• **任务一览**
- a) 页面摘录中出现了哪些由拉丁字母组成的缩写？请全部列出。
- b) 请对照页面摘录，判断下列三种说法是否相符。每项回答"是"或"否"，并原样引用摘录中起决定作用的文字。
(i) 研究以番茄子叶为外植体。
(ii) 头孢霉素浓度为100 mg/L时，对农杆菌的抑制效果最好。
(iii) 芽的诱导率达到95％。
- c) 请从页面摘录的最后一句之后接着往下写。

##### 页面摘录

番茄果实特异性启动子的克隆与遗传转化研究

为了实现外源基因在番茄果实中的高效和特异表达,克隆了番茄果实特异基因多聚半乳糖醛酸酶基因( Polygalacturonase,PG)的启动子.以中蔬四号番茄为材料,建立并优化了以子叶为外植体的番茄高效再生和遗传转化体系；以GUS为报告基因,构建PG:GUS植物表达载体,转化番茄.结果表明,在1.0 mg/L ZT的MS分化培养中,番茄子叶的发芽率最高,芽的诱导率高达91％,且发生畸态芽和褐化的外植体最少；通过抗生素浓度对农杆菌的抑制效果试验发现,当头孢霉素的浓度为200 mg/L时,抑制农杆菌的效果最好；成功克隆了番茄PG启动子,将PG启动子驱动的GUS基因转入番茄,对转基因后代果实的GUS染色表明,PG启动子驱动的外源基因在果实中特异表达.

##########
##### 原始资料

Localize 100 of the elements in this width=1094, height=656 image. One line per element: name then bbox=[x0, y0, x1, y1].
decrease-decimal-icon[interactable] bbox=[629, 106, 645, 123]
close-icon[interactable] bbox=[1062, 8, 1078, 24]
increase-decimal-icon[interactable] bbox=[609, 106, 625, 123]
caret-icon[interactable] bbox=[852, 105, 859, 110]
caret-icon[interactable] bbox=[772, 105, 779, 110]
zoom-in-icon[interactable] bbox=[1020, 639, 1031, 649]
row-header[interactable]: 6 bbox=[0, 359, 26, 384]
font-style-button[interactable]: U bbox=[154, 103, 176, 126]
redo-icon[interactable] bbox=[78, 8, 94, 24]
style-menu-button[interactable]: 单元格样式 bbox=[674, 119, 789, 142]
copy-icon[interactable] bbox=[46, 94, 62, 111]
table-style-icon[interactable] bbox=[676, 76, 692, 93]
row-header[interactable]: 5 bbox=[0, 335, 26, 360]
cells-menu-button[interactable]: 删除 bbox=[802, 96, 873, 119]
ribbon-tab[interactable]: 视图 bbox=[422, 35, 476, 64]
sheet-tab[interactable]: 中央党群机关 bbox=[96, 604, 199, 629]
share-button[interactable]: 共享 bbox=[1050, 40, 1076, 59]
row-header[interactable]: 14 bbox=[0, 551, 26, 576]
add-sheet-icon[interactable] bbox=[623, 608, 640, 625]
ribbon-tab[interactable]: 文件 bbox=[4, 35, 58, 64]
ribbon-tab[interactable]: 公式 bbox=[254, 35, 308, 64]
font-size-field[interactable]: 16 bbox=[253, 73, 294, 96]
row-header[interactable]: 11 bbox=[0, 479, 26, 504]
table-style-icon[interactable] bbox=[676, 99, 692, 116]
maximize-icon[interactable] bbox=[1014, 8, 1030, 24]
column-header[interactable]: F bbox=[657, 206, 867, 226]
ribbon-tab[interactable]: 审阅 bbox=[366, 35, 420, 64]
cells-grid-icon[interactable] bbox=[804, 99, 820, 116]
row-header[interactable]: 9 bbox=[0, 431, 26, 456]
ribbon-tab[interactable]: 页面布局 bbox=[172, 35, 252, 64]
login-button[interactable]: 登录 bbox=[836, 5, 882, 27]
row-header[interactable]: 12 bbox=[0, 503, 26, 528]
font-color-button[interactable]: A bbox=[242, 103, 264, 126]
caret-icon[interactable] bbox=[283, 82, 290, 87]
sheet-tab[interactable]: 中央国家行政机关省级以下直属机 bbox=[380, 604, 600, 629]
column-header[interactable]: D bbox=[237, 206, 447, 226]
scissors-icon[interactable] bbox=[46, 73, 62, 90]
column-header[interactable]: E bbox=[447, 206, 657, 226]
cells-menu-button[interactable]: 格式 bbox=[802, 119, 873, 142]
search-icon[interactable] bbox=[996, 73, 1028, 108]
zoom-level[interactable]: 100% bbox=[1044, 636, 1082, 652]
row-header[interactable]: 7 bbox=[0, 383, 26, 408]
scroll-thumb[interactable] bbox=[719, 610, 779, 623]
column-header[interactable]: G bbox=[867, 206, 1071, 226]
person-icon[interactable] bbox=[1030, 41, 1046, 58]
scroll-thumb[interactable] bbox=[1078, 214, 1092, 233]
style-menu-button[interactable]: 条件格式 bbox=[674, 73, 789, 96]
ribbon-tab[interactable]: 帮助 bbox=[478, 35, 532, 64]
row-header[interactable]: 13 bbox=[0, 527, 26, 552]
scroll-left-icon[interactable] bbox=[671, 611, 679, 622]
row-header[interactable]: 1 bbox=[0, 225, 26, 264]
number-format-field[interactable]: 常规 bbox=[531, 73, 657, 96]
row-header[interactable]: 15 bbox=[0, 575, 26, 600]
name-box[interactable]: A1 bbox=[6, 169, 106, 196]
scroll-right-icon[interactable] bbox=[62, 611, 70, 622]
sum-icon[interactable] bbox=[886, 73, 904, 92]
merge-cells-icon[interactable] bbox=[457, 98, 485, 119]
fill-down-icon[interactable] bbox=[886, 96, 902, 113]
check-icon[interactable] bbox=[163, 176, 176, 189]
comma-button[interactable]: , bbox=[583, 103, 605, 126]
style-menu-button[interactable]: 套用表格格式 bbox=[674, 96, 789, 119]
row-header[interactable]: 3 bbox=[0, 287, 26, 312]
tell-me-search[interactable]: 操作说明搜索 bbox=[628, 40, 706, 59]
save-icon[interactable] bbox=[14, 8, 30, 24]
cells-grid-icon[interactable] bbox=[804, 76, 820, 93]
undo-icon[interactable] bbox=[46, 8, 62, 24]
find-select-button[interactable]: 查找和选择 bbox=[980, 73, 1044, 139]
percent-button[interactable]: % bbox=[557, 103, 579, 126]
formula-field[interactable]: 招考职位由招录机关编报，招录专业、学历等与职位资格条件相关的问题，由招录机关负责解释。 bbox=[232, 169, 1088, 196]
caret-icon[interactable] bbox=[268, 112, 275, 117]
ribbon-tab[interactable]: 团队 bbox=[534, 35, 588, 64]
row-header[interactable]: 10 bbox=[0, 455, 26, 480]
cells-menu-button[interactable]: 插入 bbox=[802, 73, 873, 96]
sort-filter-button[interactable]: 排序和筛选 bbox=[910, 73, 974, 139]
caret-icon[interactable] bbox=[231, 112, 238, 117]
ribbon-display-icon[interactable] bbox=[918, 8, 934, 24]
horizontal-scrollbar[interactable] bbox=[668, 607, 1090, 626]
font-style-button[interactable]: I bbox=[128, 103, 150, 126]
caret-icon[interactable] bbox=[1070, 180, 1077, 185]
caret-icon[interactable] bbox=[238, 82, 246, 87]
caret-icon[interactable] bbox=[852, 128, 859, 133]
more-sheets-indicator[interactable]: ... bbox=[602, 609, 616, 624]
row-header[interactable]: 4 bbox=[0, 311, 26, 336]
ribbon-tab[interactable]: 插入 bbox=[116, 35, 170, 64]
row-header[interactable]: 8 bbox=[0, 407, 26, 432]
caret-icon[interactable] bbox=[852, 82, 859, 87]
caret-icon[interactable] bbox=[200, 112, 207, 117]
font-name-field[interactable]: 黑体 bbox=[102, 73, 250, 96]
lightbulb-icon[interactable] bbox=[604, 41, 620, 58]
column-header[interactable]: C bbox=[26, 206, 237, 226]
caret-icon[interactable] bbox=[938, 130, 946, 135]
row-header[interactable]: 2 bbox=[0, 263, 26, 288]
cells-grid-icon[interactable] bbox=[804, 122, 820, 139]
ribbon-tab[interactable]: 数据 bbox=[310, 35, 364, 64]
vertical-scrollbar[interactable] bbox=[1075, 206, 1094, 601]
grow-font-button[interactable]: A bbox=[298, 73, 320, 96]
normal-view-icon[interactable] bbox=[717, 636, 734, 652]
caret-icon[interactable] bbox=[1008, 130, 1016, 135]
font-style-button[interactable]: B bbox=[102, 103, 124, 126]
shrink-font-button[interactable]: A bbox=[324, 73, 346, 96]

##########

• **参考答案**
- a) PG、ZT、MS、GUS

- b)
(i) 是："建立并优化了以子叶为外植体的番茄高效再生和遗传转化体系"
(ii) 否："当头孢霉素的浓度为200 mg/L时,抑制农杆菌的效果最好"
(iii) 否："芽的诱导率高达91％"

- c)
Fruit-specific Promoter Cloning and Tomato Transformation

In order to obtain fruit-specific and highly expressed foreign gene in transgenic tomato,we cloned the promoter of Poly-galacturonase(PG).The tomato regeneration and transformation system were established using "zhongshu 4".PG promoter: GUS construct was made and introduced into tomato through Agrobacterium mediated transformation.Results showed that the best callus initiation and shoot induction medium was MS + 1.0 mg/L ZT.The shoots induction rate reached 91% with low portion of abnormal shoots.200 mg/L of cefotaxime could effectively inhibit the growth of Agrobacteria.Histochemical analysis showed that GUS was specifically expressed in transgenic tomato fruit.